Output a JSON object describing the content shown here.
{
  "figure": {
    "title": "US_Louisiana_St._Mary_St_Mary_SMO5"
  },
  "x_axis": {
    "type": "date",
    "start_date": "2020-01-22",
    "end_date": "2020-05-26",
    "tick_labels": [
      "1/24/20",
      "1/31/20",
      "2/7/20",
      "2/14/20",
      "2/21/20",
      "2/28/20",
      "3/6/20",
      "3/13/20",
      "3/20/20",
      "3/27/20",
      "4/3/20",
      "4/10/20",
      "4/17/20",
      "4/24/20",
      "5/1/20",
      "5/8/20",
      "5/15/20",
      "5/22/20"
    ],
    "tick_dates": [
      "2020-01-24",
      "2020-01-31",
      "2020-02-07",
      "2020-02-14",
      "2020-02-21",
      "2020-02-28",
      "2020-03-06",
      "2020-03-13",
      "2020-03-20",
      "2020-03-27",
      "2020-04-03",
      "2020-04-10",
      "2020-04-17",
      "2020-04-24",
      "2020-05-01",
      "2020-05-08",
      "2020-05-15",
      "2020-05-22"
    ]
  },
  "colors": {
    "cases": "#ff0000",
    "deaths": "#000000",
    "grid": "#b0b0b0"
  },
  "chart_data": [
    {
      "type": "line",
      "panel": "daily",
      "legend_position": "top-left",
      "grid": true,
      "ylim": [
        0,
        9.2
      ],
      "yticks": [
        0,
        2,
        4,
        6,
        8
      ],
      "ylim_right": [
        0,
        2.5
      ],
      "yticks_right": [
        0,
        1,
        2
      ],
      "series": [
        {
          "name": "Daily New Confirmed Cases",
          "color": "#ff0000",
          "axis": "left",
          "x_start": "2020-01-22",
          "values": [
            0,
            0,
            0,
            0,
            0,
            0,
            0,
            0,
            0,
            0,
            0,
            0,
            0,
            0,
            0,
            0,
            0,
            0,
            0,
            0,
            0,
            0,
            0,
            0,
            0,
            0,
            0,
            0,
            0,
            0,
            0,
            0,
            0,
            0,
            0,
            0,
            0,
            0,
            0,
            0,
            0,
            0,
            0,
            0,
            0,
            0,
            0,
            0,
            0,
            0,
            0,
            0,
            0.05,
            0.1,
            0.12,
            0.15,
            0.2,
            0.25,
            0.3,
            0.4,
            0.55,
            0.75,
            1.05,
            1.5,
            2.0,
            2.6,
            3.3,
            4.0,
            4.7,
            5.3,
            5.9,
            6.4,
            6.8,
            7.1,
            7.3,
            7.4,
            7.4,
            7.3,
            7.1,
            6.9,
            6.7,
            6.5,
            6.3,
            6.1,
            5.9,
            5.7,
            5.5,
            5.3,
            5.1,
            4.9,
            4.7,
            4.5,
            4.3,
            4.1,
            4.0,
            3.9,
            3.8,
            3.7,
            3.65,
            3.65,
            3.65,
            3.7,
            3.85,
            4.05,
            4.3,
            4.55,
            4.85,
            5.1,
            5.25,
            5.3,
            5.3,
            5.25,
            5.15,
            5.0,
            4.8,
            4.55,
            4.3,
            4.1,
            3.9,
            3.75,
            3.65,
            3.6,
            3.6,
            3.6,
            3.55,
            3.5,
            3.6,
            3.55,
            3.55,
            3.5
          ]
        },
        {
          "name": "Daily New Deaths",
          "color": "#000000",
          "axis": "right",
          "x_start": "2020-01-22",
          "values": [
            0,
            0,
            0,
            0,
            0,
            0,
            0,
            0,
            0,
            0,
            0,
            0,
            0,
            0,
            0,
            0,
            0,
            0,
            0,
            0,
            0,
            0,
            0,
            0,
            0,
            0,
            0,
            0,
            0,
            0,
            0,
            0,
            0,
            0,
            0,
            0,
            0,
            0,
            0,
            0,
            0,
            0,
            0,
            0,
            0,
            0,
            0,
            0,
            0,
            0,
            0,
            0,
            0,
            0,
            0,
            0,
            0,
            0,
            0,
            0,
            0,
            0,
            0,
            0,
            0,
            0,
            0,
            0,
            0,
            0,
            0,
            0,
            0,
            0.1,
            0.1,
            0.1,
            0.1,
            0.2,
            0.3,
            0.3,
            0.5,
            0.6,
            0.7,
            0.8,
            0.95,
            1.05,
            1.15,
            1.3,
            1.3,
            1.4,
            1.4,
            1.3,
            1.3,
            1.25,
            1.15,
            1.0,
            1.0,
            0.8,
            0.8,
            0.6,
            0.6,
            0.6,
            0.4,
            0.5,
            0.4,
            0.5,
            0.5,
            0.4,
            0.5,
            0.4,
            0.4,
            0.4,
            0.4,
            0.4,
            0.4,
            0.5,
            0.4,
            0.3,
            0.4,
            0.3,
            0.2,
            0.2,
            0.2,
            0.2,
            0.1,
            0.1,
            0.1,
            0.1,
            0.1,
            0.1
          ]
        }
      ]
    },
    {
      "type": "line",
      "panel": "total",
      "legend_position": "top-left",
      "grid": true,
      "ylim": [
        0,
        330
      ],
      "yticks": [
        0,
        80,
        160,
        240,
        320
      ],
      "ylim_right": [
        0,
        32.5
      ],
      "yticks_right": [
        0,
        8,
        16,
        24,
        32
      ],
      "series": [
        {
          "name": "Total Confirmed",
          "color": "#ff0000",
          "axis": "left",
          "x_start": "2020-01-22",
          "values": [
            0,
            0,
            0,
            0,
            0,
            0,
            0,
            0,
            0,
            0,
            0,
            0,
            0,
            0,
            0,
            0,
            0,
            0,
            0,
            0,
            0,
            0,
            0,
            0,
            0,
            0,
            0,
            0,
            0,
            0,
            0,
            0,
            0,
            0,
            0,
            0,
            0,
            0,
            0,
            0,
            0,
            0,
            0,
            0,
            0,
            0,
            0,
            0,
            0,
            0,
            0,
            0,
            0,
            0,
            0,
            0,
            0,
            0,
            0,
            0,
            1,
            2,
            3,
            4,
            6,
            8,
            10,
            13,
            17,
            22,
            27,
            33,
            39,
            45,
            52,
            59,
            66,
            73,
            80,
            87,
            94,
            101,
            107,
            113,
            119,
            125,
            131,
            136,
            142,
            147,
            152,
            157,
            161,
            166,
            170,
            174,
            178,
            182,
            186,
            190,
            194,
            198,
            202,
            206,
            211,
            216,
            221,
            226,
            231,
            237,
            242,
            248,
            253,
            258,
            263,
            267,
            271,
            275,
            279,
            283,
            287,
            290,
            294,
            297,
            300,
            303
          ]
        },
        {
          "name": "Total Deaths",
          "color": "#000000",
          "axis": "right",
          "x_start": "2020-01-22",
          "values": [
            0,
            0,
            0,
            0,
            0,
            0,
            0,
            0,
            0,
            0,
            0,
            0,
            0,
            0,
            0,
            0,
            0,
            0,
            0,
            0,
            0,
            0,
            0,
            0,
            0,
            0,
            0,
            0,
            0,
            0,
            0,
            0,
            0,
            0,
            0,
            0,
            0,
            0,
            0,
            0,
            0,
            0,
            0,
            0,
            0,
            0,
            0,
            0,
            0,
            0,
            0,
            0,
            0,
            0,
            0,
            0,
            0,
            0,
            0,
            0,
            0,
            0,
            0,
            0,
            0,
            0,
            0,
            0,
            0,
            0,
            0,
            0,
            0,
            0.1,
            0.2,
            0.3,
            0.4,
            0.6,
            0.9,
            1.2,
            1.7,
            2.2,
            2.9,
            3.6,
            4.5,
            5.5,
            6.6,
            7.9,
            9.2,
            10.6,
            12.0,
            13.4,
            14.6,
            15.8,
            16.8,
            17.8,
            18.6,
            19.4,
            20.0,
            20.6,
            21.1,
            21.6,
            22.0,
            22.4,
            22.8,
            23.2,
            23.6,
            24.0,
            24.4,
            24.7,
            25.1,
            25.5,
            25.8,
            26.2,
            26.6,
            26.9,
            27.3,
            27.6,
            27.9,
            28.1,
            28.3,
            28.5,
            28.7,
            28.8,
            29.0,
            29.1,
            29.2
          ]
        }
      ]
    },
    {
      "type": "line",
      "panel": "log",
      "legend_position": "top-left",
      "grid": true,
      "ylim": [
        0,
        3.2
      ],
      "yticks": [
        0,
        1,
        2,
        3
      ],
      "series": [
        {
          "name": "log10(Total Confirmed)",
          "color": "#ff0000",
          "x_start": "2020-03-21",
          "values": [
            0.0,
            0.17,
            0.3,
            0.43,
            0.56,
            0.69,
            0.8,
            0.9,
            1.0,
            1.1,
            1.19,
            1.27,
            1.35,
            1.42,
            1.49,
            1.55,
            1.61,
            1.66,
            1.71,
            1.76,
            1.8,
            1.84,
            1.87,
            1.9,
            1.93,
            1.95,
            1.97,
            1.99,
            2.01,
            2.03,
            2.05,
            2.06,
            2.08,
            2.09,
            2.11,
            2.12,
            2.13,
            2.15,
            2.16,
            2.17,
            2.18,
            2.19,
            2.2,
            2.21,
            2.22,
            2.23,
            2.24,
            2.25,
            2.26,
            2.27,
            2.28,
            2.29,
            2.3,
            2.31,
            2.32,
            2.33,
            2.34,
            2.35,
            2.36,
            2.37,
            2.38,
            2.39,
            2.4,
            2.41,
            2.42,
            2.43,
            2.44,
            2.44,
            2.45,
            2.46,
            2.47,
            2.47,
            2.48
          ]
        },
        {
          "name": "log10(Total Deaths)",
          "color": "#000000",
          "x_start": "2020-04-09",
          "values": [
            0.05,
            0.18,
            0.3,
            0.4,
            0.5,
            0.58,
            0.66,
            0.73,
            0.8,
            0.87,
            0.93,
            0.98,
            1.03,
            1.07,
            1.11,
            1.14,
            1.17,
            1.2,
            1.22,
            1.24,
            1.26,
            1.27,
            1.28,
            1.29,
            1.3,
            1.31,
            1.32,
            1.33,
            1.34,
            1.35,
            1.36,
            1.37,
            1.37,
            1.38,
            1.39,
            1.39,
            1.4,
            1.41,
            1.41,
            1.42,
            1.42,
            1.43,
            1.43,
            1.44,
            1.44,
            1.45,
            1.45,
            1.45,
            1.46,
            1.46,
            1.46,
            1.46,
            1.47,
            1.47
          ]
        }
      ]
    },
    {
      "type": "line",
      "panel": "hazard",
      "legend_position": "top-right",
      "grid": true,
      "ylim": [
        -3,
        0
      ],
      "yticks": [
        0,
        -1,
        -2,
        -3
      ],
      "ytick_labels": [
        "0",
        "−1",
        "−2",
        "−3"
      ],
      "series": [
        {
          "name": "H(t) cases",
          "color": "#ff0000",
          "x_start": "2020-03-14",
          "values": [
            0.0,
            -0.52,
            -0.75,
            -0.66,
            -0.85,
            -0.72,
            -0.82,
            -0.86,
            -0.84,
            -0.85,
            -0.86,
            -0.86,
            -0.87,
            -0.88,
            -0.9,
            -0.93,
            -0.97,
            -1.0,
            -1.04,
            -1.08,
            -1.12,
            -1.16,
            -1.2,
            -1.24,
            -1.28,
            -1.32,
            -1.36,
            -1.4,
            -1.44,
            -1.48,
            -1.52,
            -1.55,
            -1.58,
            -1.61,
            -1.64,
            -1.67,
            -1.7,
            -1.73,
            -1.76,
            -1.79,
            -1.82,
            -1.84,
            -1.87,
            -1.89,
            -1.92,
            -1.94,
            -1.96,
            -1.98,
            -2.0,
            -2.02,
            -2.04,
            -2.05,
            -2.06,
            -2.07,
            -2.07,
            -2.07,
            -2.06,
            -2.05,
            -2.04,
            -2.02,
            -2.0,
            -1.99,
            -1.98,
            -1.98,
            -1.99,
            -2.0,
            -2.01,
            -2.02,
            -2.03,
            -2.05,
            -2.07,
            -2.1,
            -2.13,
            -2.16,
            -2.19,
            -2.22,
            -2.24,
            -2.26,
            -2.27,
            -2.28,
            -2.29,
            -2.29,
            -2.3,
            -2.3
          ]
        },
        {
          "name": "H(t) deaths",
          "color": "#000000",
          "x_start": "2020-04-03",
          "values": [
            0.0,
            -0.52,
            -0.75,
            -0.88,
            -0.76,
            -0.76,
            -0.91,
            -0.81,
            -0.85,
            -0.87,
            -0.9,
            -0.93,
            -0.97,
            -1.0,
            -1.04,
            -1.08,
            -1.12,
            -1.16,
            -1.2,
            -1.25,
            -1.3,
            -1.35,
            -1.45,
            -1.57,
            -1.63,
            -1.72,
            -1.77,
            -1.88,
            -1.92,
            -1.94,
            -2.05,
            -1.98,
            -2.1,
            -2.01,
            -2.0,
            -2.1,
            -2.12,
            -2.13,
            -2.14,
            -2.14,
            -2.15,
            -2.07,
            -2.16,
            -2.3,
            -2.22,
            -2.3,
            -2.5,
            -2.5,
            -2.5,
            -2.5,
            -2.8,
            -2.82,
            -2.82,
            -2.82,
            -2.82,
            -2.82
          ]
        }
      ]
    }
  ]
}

=====

> _DESCRIPTION OF THE TASK_
Give only the number of lines in the preceding material that contain the string "name".

> _WRITTEN ANSWER_
8